In the entries, find all lines that hold the word "Temperature" and copy them.

(begin)

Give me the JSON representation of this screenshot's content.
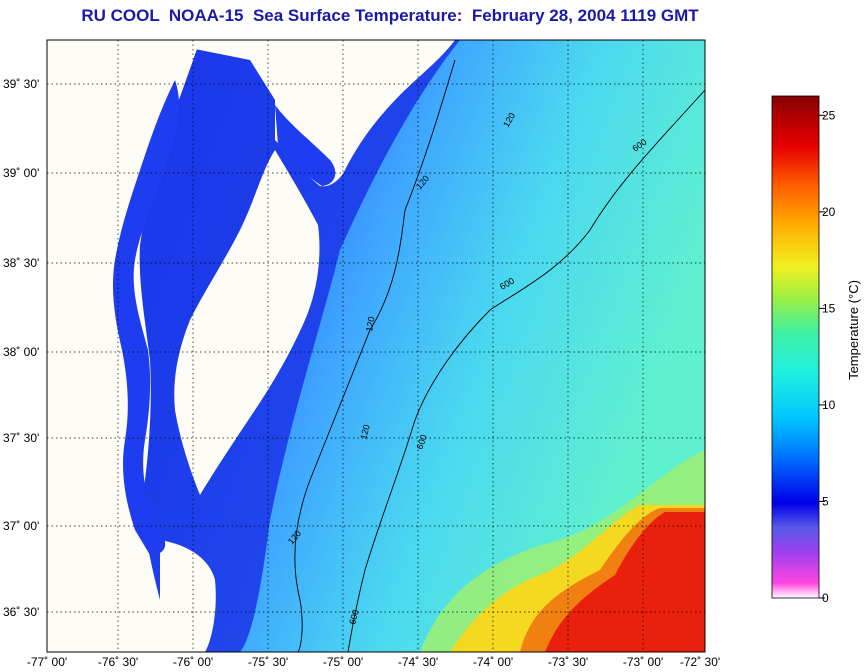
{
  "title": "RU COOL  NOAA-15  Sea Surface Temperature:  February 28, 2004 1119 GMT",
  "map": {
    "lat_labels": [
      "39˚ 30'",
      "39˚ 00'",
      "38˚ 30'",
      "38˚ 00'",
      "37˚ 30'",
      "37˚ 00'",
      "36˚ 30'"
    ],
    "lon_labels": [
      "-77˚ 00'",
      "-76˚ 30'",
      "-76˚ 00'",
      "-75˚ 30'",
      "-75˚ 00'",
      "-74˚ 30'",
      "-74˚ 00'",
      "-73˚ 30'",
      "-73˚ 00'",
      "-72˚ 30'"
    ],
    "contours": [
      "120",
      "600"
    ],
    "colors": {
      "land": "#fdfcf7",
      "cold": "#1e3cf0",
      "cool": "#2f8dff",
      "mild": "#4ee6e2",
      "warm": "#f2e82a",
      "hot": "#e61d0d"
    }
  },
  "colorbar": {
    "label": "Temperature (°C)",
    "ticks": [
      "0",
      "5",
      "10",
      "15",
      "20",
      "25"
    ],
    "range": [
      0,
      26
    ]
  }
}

(end)

_SOLUTION FOR THIS EXERCISE:_
  "title": "RU COOL  NOAA-15  Sea Surface Temperature:  February 28, 2004 1119 GMT",
    "label": "Temperature (°C)",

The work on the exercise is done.